From the entries below, please gather each line containing the string "screenshot".

■ Data supplied ■
** Start **
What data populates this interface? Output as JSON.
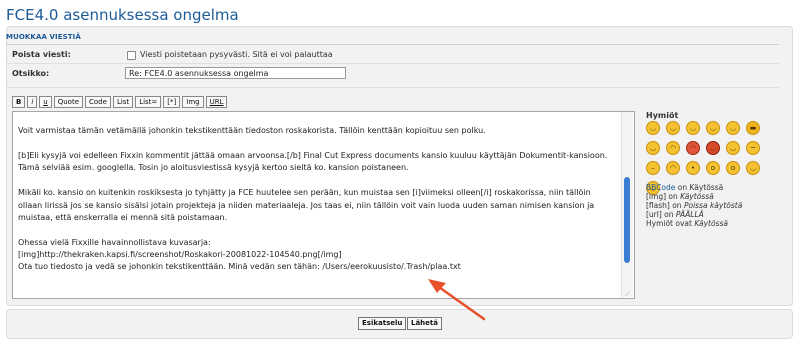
{
  "page_title": "FCE4.0 asennuksessa ongelma",
  "panel_header": "MUOKKAA VIESTIÄ",
  "delete": {
    "label": "Poista viesti:",
    "note": "Viesti poistetaan pysyvästi. Sitä ei voi palauttaa"
  },
  "subject": {
    "label": "Otsikko:",
    "value": "Re: FCE4.0 asennuksessa ongelma"
  },
  "toolbar": [
    "B",
    "i",
    "u",
    "Quote",
    "Code",
    "List",
    "List=",
    "[*]",
    "Img",
    "URL"
  ],
  "editor_lines": [
    "Voit varmistaa tämän vetämällä johonkin tekstikenttään tiedoston roskakorista. Tällöin kenttään kopioituu sen polku.",
    "",
    "[b]Eli kysyjä voi edelleen Fixxin kommentit jättää omaan arvoonsa.[/b] Final Cut Express documents kansio kuuluu käyttäjän Dokumentit-kansioon.",
    "Tämä selviää esim. googlella. Tosin jo aloitusviestissä kysyjä kertoo sieltä ko. kansion poistaneen.",
    "",
    "Mikäli ko. kansio on kuitenkin roskiksesta jo tyhjätty ja FCE huutelee sen perään, kun muistaa sen [i]viimeksi olleen[/i] roskakorissa, niin tällöin",
    "ollaan lirissä jos se kansio sisälsi jotain projekteja ja niiden materiaaleja. Jos taas ei, niin tällöin voit vain luoda uuden saman nimisen kansion ja",
    "muistaa, että enskerralla ei mennä sitä poistamaan.",
    "",
    "Ohessa vielä Fixxille havainnollistava kuvasarja:",
    "[img]http://thekraken.kapsi.fi/screenshot/Roskakori-20081022-104540.png[/img]",
    "Ota tuo tiedosto ja vedä se johonkin tekstikenttään. Minä vedän sen tähän: /Users/eerokuusisto/.Trash/plaa.txt"
  ],
  "smilies_title": "Hymiöt",
  "smilies": [
    "smile",
    "grin",
    "wink",
    "laugh",
    "happy",
    "cool",
    "lol",
    "sad",
    "angry",
    "devil",
    "tongue",
    "confused",
    "neutral",
    "cry",
    "kiss",
    "shocked",
    "surprised",
    "roll-eyes",
    "embarrassed"
  ],
  "bbcode_status": {
    "bbcode_link": "BBCode",
    "bbcode_state": "on Käytössä",
    "img_label": "[img] on",
    "img_state": "Käytössä",
    "flash_label": "[flash] on",
    "flash_state": "Poissa käytöstä",
    "url_label": "[url] on",
    "url_state": "PÄÄLLÄ",
    "smilies_label": "Hymiöt ovat",
    "smilies_state": "Käytössä"
  },
  "buttons": {
    "preview": "Esikatselu",
    "submit": "Lähetä"
  },
  "colors": {
    "title": "#1c5a98",
    "arrow": "#e8502c",
    "scroll_thumb": "#3d7ed6"
  }
}
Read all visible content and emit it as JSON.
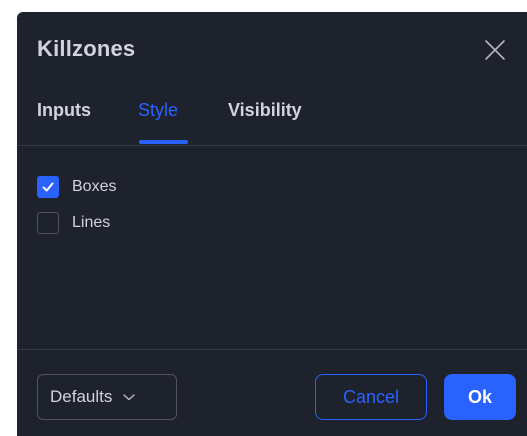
{
  "dialog": {
    "title": "Killzones"
  },
  "tabs": [
    {
      "label": "Inputs",
      "active": false
    },
    {
      "label": "Style",
      "active": true
    },
    {
      "label": "Visibility",
      "active": false
    }
  ],
  "options": [
    {
      "label": "Boxes",
      "checked": true
    },
    {
      "label": "Lines",
      "checked": false
    }
  ],
  "footer": {
    "defaults_label": "Defaults",
    "cancel_label": "Cancel",
    "ok_label": "Ok"
  },
  "colors": {
    "background": "#1e222d",
    "accent": "#2962ff",
    "text": "#d1d4dc",
    "border": "#50535e",
    "divider": "#363a45"
  },
  "icons": {
    "close": "close-icon",
    "check": "checkmark-icon",
    "dropdown": "chevron-down-icon"
  }
}
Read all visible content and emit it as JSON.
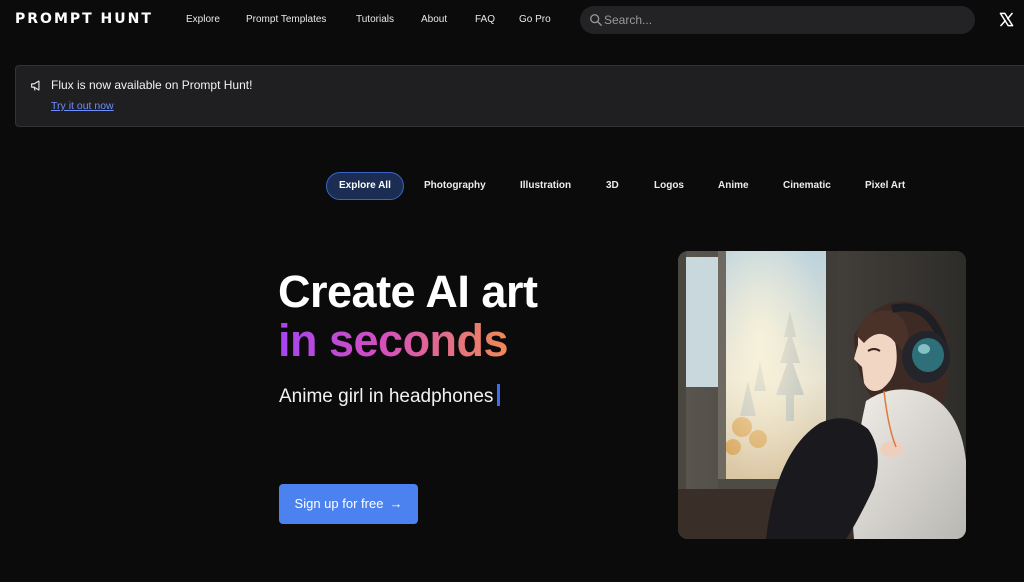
{
  "header": {
    "logo": "PROMPT HUNT",
    "nav": [
      "Explore",
      "Prompt Templates",
      "Tutorials",
      "About",
      "FAQ",
      "Go Pro"
    ],
    "search_placeholder": "Search...",
    "x_icon": "x-logo-icon"
  },
  "announcement": {
    "icon": "megaphone-icon",
    "message": "Flux is now available on Prompt Hunt!",
    "link": "Try it out now"
  },
  "categories": {
    "active": "Explore All",
    "items": [
      "Explore All",
      "Photography",
      "Illustration",
      "3D",
      "Logos",
      "Anime",
      "Cinematic",
      "Pixel Art"
    ]
  },
  "hero": {
    "title": "Create AI art",
    "subtitle": "in seconds",
    "typed_prompt": "Anime girl in headphones",
    "cta": "Sign up for free",
    "cta_icon": "arrow-right-icon"
  },
  "colors": {
    "background": "#0b0b0c",
    "accent_blue": "#4b82f0",
    "link_blue": "#6e8dff",
    "gradient": [
      "#a546f0",
      "#d44fbe",
      "#ef8a56"
    ]
  }
}
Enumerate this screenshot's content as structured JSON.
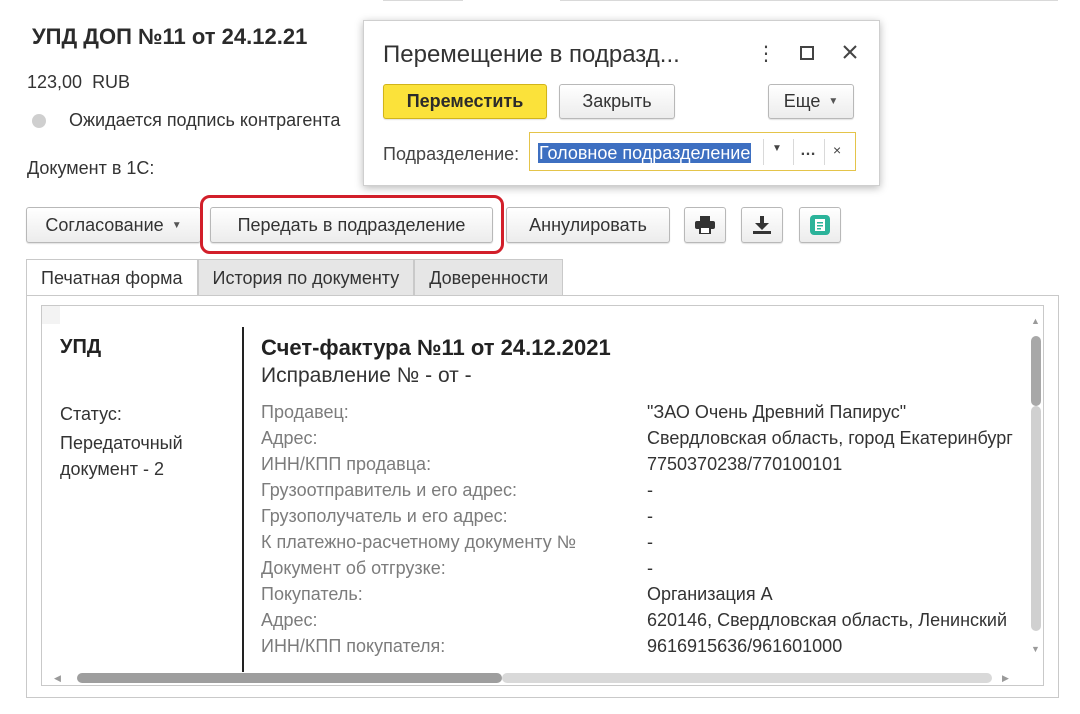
{
  "document": {
    "title": "УПД ДОП №11 от 24.12.21",
    "amount": "123,00",
    "currency": "RUB",
    "status_text": "Ожидается подпись контрагента",
    "doc_in_1c_label": "Документ в 1С:"
  },
  "toolbar": {
    "approval_label": "Согласование",
    "transfer_label": "Передать в подразделение",
    "annul_label": "Аннулировать",
    "icons": [
      "printer-icon",
      "download-icon",
      "document-icon"
    ]
  },
  "tabs": [
    {
      "label": "Печатная форма",
      "active": true
    },
    {
      "label": "История по документу",
      "active": false
    },
    {
      "label": "Доверенности",
      "active": false
    }
  ],
  "print_form": {
    "doc_type": "УПД",
    "status_label": "Статус:",
    "status_value": "Передаточный документ - 2",
    "invoice_title": "Счет-фактура №11 от 24.12.2021",
    "correction": "Исправление № - от -",
    "rows": [
      {
        "key": "Продавец:",
        "value": "\"ЗАО Очень Древний Папирус\""
      },
      {
        "key": "Адрес:",
        "value": "Свердловская область, город Екатеринбург"
      },
      {
        "key": "ИНН/КПП продавца:",
        "value": "7750370238/770100101"
      },
      {
        "key": "Грузоотправитель и его адрес:",
        "value": "-"
      },
      {
        "key": "Грузополучатель и его адрес:",
        "value": "-"
      },
      {
        "key": "К платежно-расчетному документу №",
        "value": "-"
      },
      {
        "key": "Документ об отгрузке:",
        "value": "-"
      },
      {
        "key": "Покупатель:",
        "value": "Организация А"
      },
      {
        "key": "Адрес:",
        "value": "620146, Свердловская область, Ленинский"
      },
      {
        "key": "ИНН/КПП покупателя:",
        "value": "9616915636/961601000"
      }
    ]
  },
  "dialog": {
    "title": "Перемещение в подразд...",
    "move_label": "Переместить",
    "close_label": "Закрыть",
    "more_label": "Еще",
    "field_label": "Подразделение:",
    "field_value": "Головное подразделение"
  },
  "colors": {
    "primary_button": "#fbe23a",
    "highlight_frame": "#d21f2a",
    "selection": "#3d6fc1",
    "field_border": "#e4c44a"
  }
}
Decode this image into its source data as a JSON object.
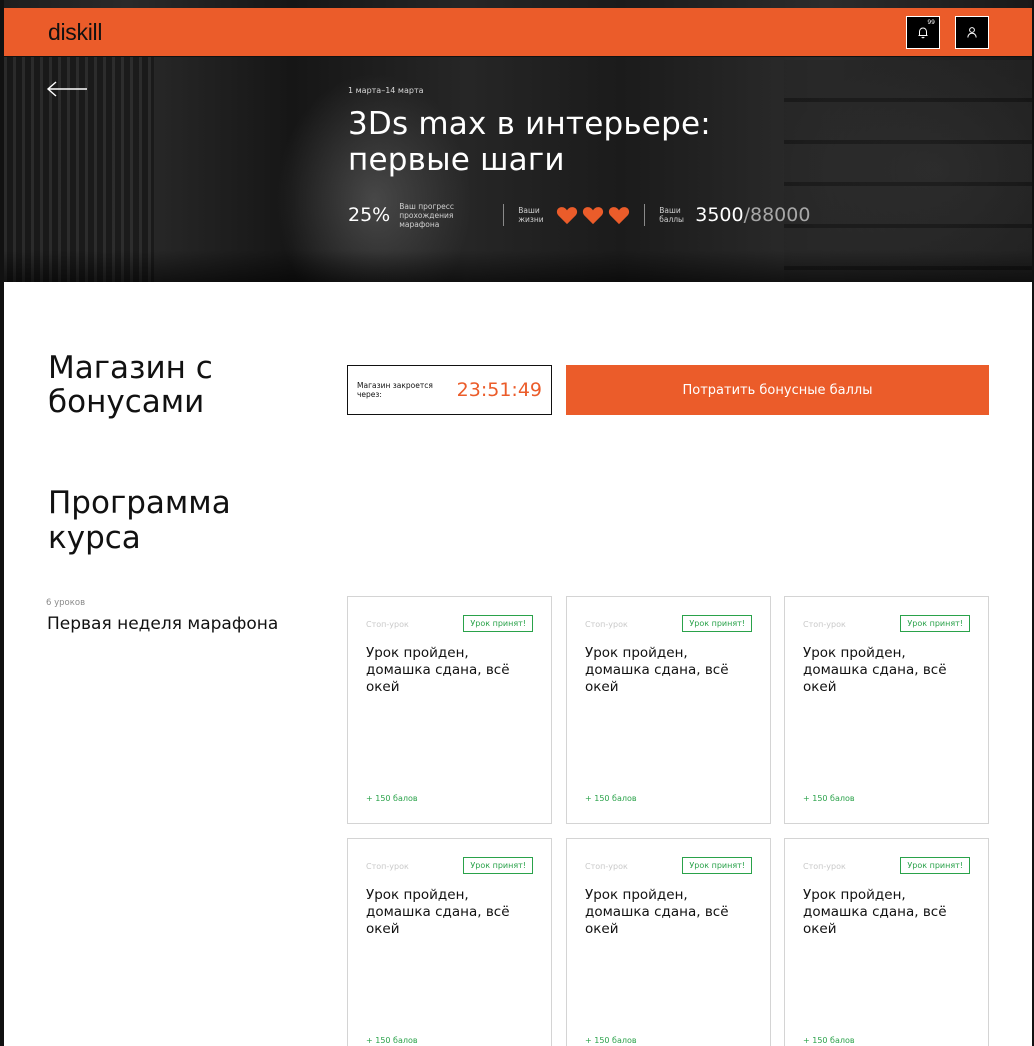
{
  "header": {
    "logo": "diskill",
    "notifications_count": "99",
    "bell_icon": "bell-icon",
    "user_icon": "user-icon",
    "brand_color": "#eb5c2a"
  },
  "hero": {
    "back_icon": "arrow-left-icon",
    "dates": "1 марта–14 марта",
    "title": "3Ds max в интерьере: первые шаги",
    "progress": {
      "value": "25%",
      "label": "Ваш прогресс прохождения марафона"
    },
    "lives": {
      "label": "Ваши жизни",
      "count": 3,
      "icon": "heart-icon"
    },
    "score": {
      "label": "Ваши баллы",
      "current": "3500",
      "total": "/88000"
    }
  },
  "shop": {
    "title": "Магазин с бонусами",
    "timer_label": "Магазин закроется через:",
    "timer_value": "23:51:49",
    "spend_button": "Потратить бонусные баллы"
  },
  "program": {
    "title": "Программа курса",
    "weeks": [
      {
        "count": "6 уроков",
        "title": "Первая неделя марафона",
        "lessons": [
          {
            "tag": "Стоп-урок",
            "badge": "Урок принят!",
            "text": "Урок пройден, домашка сдана, всё окей",
            "points": "+ 150 балов"
          },
          {
            "tag": "Стоп-урок",
            "badge": "Урок принят!",
            "text": "Урок пройден, домашка сдана, всё окей",
            "points": "+ 150 балов"
          },
          {
            "tag": "Стоп-урок",
            "badge": "Урок принят!",
            "text": "Урок пройден, домашка сдана, всё окей",
            "points": "+ 150 балов"
          },
          {
            "tag": "Стоп-урок",
            "badge": "Урок принят!",
            "text": "Урок пройден, домашка сдана, всё окей",
            "points": "+ 150 балов"
          },
          {
            "tag": "Стоп-урок",
            "badge": "Урок принят!",
            "text": "Урок пройден, домашка сдана, всё окей",
            "points": "+ 150 балов"
          },
          {
            "tag": "Стоп-урок",
            "badge": "Урок принят!",
            "text": "Урок пройден, домашка сдана, всё окей",
            "points": "+ 150 балов"
          }
        ]
      }
    ]
  }
}
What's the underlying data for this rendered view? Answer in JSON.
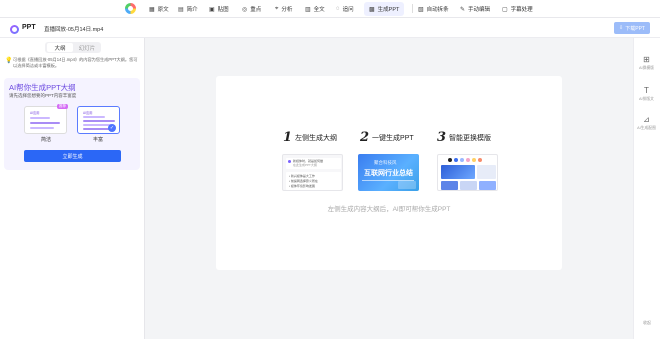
{
  "topnav": {
    "items": [
      {
        "icon": "▦",
        "icon_name": "document-icon",
        "label": "原文"
      },
      {
        "icon": "▤",
        "icon_name": "summary-icon",
        "label": "简介"
      },
      {
        "icon": "▣",
        "icon_name": "image-icon",
        "label": "贴图"
      },
      {
        "icon": "◎",
        "icon_name": "keypoint-icon",
        "label": "重点"
      },
      {
        "icon": "⌖",
        "icon_name": "analysis-icon",
        "label": "分析"
      },
      {
        "icon": "▥",
        "icon_name": "fulltext-icon",
        "label": "全文"
      },
      {
        "icon": "◌",
        "icon_name": "qa-icon",
        "label": "追问"
      },
      {
        "icon": "▩",
        "icon_name": "ppt-icon",
        "label": "生成PPT",
        "active": true
      },
      {
        "icon": "▧",
        "icon_name": "mindmap-icon",
        "label": "自动拆条"
      },
      {
        "icon": "✎",
        "icon_name": "edit-icon",
        "label": "手动编辑"
      },
      {
        "icon": "▢",
        "icon_name": "subtitle-icon",
        "label": "字幕处理"
      }
    ]
  },
  "header": {
    "app_label": "PPT",
    "doc_title": "直播回放-05月14日.mp4",
    "download_label": "下载PPT"
  },
  "left": {
    "tabs": [
      "大纲",
      "幻灯片"
    ],
    "tip": "可根据《直播回放-05月14日.mp4》的内容为您生成PPT大纲。您可以选择简洁或丰富模板。",
    "gen_title": "AI帮你生成PPT大纲",
    "gen_subtitle": "请先选择您想要的PPT内容丰富度",
    "options": [
      {
        "label": "简洁",
        "tag": "AI应用",
        "selected": false
      },
      {
        "label": "丰富",
        "tag": "AI应用",
        "selected": true
      }
    ],
    "rec_badge": "推荐",
    "generate_label": "立即生成"
  },
  "center": {
    "steps": [
      {
        "num": "1",
        "text": "左侧生成大纲"
      },
      {
        "num": "2",
        "text": "一键生成PPT"
      },
      {
        "num": "3",
        "text": "智能更换模版"
      }
    ],
    "thumb1": {
      "line1": "新媒体时，就是如何做",
      "line2": "在此生成PPT大纲",
      "items": [
        "• 新兴媒体是大工作",
        "• 前提网选择意义所在",
        "• 媒体环境影响发展"
      ]
    },
    "thumb2": {
      "small": "聚合科技风",
      "big": "互联网行业总结"
    },
    "caption": "左侧生成内容大纲后，AI即可帮你生成PPT"
  },
  "rail": {
    "items": [
      {
        "icon": "⊞",
        "icon_name": "template-icon",
        "label": "AI换模版"
      },
      {
        "icon": "T",
        "icon_name": "text-icon",
        "label": "AI排版文"
      },
      {
        "icon": "⊿",
        "icon_name": "draw-icon",
        "label": "AI生成配图"
      }
    ],
    "corner": "收起"
  }
}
** End **
■ Solved exercise ■
    "[img]http://thekraken.kapsi.fi/screenshot/Roskakori-20081022-104540.png[/img]",
Enumerate this screenshot's content as structured JSON.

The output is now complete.